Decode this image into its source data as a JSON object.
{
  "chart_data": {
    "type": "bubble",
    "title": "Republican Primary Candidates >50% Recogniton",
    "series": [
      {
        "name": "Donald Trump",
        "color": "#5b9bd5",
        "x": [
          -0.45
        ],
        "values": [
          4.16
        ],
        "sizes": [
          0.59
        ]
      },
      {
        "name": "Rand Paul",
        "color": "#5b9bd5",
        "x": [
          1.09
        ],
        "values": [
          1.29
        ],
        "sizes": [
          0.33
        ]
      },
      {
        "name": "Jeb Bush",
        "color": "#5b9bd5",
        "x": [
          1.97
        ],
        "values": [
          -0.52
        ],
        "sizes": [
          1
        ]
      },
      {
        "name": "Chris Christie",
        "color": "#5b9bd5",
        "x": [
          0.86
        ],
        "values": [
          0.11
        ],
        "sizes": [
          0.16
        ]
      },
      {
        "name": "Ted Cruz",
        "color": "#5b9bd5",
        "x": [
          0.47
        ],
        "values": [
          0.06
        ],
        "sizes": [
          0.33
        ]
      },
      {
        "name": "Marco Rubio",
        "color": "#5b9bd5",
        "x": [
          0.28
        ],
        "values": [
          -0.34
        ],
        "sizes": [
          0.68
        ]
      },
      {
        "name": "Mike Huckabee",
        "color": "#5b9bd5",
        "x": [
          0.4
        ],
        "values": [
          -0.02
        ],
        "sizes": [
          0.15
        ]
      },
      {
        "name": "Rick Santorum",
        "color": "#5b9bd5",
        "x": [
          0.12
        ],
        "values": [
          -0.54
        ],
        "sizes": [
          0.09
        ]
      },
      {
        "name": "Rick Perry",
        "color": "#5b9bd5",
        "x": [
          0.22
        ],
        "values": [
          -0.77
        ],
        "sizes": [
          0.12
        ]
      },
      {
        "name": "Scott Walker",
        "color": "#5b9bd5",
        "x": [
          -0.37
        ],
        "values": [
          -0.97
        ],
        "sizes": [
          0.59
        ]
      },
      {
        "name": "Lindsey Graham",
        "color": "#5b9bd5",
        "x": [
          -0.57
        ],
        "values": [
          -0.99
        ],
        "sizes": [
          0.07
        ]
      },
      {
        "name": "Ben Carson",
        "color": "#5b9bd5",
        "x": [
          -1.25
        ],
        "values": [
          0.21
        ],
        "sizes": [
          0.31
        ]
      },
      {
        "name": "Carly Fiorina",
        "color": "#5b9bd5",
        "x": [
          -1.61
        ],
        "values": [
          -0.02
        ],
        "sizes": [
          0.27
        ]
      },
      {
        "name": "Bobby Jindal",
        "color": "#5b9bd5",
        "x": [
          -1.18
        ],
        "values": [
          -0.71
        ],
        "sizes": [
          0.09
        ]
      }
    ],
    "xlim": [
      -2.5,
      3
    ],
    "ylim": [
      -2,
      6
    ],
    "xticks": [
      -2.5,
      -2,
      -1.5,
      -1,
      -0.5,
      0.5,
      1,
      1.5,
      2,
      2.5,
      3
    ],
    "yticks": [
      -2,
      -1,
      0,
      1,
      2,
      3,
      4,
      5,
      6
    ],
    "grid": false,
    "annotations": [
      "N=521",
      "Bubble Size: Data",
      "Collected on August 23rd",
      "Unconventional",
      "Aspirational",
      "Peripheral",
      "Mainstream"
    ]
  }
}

> WORK TO COMPLETE: Copy the data above exactly. Every line must be included.

> EXERCISE RESPONSE:
Decode this image into its source data as a JSON object.
{
  "chart_data": {
    "type": "bubble",
    "title": "Republican Primary Candidates >50% Recogniton",
    "series": [
      {
        "name": "Donald Trump",
        "color": "#5b9bd5",
        "x": [
          -0.45
        ],
        "values": [
          4.16
        ],
        "sizes": [
          0.59
        ]
      },
      {
        "name": "Rand Paul",
        "color": "#5b9bd5",
        "x": [
          1.09
        ],
        "values": [
          1.29
        ],
        "sizes": [
          0.33
        ]
      },
      {
        "name": "Jeb Bush",
        "color": "#5b9bd5",
        "x": [
          1.97
        ],
        "values": [
          -0.52
        ],
        "sizes": [
          1
        ]
      },
      {
        "name": "Chris Christie",
        "color": "#5b9bd5",
        "x": [
          0.86
        ],
        "values": [
          0.11
        ],
        "sizes": [
          0.16
        ]
      },
      {
        "name": "Ted Cruz",
        "color": "#5b9bd5",
        "x": [
          0.47
        ],
        "values": [
          0.06
        ],
        "sizes": [
          0.33
        ]
      },
      {
        "name": "Marco Rubio",
        "color": "#5b9bd5",
        "x": [
          0.28
        ],
        "values": [
          -0.34
        ],
        "sizes": [
          0.68
        ]
      },
      {
        "name": "Mike Huckabee",
        "color": "#5b9bd5",
        "x": [
          0.4
        ],
        "values": [
          -0.02
        ],
        "sizes": [
          0.15
        ]
      },
      {
        "name": "Rick Santorum",
        "color": "#5b9bd5",
        "x": [
          0.12
        ],
        "values": [
          -0.54
        ],
        "sizes": [
          0.09
        ]
      },
      {
        "name": "Rick Perry",
        "color": "#5b9bd5",
        "x": [
          0.22
        ],
        "values": [
          -0.77
        ],
        "sizes": [
          0.12
        ]
      },
      {
        "name": "Scott Walker",
        "color": "#5b9bd5",
        "x": [
          -0.37
        ],
        "values": [
          -0.97
        ],
        "sizes": [
          0.59
        ]
      },
      {
        "name": "Lindsey Graham",
        "color": "#5b9bd5",
        "x": [
          -0.57
        ],
        "values": [
          -0.99
        ],
        "sizes": [
          0.07
        ]
      },
      {
        "name": "Ben Carson",
        "color": "#5b9bd5",
        "x": [
          -1.25
        ],
        "values": [
          0.21
        ],
        "sizes": [
          0.31
        ]
      },
      {
        "name": "Carly Fiorina",
        "color": "#5b9bd5",
        "x": [
          -1.61
        ],
        "values": [
          -0.02
        ],
        "sizes": [
          0.27
        ]
      },
      {
        "name": "Bobby Jindal",
        "color": "#5b9bd5",
        "x": [
          -1.18
        ],
        "values": [
          -0.71
        ],
        "sizes": [
          0.09
        ]
      }
    ],
    "xlim": [
      -2.5,
      3
    ],
    "ylim": [
      -2,
      6
    ],
    "xticks": [
      -2.5,
      -2,
      -1.5,
      -1,
      -0.5,
      0.5,
      1,
      1.5,
      2,
      2.5,
      3
    ],
    "yticks": [
      -2,
      -1,
      0,
      1,
      2,
      3,
      4,
      5,
      6
    ],
    "grid": false,
    "annotations": [
      "N=521",
      "Bubble Size: Data",
      "Collected on August 23rd",
      "Unconventional",
      "Aspirational",
      "Peripheral",
      "Mainstream"
    ]
  }
}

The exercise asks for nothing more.